**BLOCO DE TEXTO**

:::::

Deflagrada em dezembro de 2024, a operação apura um esquema de desvio de recursos públicos provenientes de emendas parlamentares e convênios federais, com foco em contratos do Departamento Nacional de Obras Contra as Secas (Dnocs) e de outros órgãos ligados ao Ministério da Integração e do Desenvolvimento Regional. Segundo a Polícia Federal, o grupo investigado teria movimentado cerca de R$ 1,4 bilhão.
O Tocantins entrou de forma direta no centro da investigação durante a prisão de Claudinei Quaresemin, ex-secretário extraordinário de Parcerias e Investimentos do Tocantins, apontado como um dos articuladores do esquema investigado. Ele é sobrinho do ex-governador Mauro Carlesse e foi preso em dezembro de 2024.
Segundo as investigações, Quaresemin seria operador do esquema no Tocantins e teria recebido mais de R$ 805 mil em transferências ilícitas. A Justiça Federal indica que ele teria beneficiado a empresa Larclean em licitações da Secretaria de Educação (Seduc) e da Secretaria de Administração (Secad), utilizando empresas interpostas para movimentar os valores desviados.
As apurações apontam ainda que Claudinei teria coordenado o esquema no estado, incluindo a articulação de propinas a servidores, o que levou ao bloqueio de seus bens e valores. Em fevereiro de 2025 ele conseguiu liberdade após ter habeas corpus concedido pela Justiça.
Já em outubro do ano passado a Polícia Federal cumpriu mandados de busca e apreensão em Palmas e Gurupi. Na ocasião, Éder Martins Fernandes e o servidor Danilo Pinto da Silva foram presos em flagrante em Palmas, suspeitos de obstrução da Justiça, após, segundo a PF, tentarem monitorar ações da polícia durante o cumprimento dos mandados. Quaresemin também foi alvo de buscas em Gurupi, mas não foi preso.
Posteriormente, o Supremo Tribunal Federal (STF) revogou as prisões preventivas, substituindo-as por medidas cautelares, como proibição de contato com outros investigados e restrições de deslocamento.

:::::

**REGISTROS FORNECIDOS**

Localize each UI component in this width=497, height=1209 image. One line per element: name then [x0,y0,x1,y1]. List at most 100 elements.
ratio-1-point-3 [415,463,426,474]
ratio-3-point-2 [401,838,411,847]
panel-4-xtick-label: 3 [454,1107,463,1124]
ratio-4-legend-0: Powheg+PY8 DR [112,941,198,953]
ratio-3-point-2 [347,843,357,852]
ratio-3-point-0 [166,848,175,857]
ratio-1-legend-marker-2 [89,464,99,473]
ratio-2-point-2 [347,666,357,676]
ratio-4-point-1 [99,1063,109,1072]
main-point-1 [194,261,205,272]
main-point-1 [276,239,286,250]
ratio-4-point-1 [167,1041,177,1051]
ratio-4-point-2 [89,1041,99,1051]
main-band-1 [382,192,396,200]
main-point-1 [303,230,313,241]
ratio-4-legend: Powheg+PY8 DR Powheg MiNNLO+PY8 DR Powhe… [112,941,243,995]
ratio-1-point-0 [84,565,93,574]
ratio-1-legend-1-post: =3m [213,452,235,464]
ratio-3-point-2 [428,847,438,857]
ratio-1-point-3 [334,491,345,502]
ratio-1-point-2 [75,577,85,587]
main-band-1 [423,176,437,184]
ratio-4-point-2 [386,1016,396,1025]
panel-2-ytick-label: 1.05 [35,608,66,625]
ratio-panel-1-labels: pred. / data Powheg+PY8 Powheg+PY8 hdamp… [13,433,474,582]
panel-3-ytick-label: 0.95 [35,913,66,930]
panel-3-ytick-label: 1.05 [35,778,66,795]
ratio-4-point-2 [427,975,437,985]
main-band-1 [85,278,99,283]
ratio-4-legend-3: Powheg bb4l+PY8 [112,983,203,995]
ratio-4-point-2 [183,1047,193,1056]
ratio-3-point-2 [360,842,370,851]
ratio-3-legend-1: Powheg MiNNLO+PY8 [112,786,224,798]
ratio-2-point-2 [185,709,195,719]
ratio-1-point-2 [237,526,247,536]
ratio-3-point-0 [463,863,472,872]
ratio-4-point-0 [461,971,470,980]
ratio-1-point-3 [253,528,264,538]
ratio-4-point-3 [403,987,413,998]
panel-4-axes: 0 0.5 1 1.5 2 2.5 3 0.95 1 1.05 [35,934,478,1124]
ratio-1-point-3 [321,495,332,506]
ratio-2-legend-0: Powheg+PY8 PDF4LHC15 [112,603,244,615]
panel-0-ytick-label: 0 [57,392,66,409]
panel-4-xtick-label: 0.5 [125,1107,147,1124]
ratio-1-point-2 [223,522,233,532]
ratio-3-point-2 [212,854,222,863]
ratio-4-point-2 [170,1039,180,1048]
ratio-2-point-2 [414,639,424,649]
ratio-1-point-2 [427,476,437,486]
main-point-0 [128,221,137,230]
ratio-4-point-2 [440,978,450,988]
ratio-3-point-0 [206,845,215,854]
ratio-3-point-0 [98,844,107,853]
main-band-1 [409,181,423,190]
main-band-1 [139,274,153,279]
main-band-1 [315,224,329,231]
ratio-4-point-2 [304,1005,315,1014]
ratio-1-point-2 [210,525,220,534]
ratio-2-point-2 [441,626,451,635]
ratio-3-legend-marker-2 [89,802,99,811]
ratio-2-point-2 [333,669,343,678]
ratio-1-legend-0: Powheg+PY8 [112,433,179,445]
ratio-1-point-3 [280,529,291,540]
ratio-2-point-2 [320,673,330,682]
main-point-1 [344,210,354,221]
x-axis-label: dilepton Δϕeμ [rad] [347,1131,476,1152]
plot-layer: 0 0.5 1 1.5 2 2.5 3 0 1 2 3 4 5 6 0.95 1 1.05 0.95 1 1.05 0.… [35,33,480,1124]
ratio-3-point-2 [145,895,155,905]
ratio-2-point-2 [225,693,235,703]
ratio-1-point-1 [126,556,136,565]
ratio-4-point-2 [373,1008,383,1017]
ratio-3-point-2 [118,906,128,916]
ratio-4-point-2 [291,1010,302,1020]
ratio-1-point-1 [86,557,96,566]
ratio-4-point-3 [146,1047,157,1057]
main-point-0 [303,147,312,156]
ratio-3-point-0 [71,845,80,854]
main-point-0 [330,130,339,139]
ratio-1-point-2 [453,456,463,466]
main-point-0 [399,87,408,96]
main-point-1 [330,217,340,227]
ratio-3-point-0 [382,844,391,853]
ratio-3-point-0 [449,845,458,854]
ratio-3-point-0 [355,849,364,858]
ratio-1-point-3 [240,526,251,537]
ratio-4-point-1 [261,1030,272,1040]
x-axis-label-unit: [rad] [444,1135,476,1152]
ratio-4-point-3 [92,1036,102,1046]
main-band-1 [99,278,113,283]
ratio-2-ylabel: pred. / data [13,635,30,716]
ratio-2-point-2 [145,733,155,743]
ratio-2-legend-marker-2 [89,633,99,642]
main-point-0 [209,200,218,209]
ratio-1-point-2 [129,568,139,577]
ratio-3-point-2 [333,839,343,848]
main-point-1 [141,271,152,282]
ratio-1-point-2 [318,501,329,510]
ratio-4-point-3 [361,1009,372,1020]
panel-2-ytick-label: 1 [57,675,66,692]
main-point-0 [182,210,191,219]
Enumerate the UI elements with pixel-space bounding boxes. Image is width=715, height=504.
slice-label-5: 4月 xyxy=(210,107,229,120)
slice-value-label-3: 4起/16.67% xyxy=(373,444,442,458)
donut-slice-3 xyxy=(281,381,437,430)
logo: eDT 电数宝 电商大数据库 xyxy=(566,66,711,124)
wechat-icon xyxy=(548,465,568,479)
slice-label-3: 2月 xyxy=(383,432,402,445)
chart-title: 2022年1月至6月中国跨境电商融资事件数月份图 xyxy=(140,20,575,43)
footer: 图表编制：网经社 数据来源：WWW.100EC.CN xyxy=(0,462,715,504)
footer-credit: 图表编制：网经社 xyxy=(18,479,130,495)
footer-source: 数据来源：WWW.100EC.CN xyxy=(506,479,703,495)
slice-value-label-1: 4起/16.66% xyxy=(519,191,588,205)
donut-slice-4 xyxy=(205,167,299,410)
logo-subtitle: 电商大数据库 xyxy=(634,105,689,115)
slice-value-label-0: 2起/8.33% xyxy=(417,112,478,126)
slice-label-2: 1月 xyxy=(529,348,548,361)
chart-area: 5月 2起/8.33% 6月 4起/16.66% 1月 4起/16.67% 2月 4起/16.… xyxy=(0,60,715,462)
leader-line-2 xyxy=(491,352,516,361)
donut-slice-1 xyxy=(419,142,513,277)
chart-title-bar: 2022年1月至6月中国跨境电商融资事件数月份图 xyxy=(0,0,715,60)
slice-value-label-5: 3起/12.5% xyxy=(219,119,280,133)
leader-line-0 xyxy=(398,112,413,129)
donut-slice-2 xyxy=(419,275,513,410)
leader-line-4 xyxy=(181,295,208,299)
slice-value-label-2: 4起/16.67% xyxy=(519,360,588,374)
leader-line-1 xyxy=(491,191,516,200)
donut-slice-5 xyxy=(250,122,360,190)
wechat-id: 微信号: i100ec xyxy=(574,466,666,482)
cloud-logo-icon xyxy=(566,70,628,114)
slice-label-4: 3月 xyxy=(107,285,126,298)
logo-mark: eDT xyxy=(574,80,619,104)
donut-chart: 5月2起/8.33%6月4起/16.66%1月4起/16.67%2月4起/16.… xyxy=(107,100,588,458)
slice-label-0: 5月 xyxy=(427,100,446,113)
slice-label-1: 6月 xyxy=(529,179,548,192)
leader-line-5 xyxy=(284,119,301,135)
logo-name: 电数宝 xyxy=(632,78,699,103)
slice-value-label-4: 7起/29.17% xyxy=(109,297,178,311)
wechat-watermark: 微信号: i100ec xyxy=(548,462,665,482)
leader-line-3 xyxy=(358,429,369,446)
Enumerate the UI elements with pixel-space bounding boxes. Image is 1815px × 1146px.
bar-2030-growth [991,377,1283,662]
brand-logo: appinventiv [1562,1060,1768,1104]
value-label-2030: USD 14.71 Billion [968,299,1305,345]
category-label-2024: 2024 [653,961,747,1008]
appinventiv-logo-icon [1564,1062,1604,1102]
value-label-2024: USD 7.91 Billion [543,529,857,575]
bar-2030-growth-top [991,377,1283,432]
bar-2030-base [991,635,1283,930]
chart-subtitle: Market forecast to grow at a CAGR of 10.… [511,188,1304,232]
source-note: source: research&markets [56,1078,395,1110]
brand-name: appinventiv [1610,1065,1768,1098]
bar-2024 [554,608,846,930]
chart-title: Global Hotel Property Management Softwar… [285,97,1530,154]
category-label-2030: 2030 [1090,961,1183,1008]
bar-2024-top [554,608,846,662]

:::::

**REQUISITOS DO EXERCÍCIO**
**1)** De acordo com o texto sobre a operação da Polícia Federal, quanto o grupo investigado teria movimentado?
**2)** Prossiga com o texto sobre a operação da Polícia Federal a partir do ponto em que ele termina.
Os registros não têm relação com o texto sobre a operação da Polícia Federal.

**RESPOSTAS POR TAREFA**
**1)** Cerca de R$ 1,4 bilhão.

**2)**
Dinheiro escondido e métodos do esquema
Ao longo das nove fases da Overclean, a Polícia Federal encontrou dinheiro em situações consideradas emblemáticas pelos investigadores. Na primeira fase, um dos alvos teria arremessado dinheiro pela janela durante a chegada dos agentes. Em outras etapas, valores foram localizados em gavetas de armários, escritórios e escondidos dentro de um par de botas.
Segundo a PF, o uso recorrente de dinheiro em espécie seria uma estratégia para dificultar o rastreamento dos recursos desviados e ocultar o produto dos crimes, que incluem organização criminosa, corrupção, fraude em licitações e lavagem de dinheiro.
Deputados, prefeitos e foro no STF
A investigação já atingiu prefeitos, ex-prefeitos, deputados federais e servidores públicos em diversos estados. Por envolver parlamentares com foro privilegiado, o inquérito tramita no Supremo Tribunal Federal, sob relatoria do ministro Kassio Nunes Marques.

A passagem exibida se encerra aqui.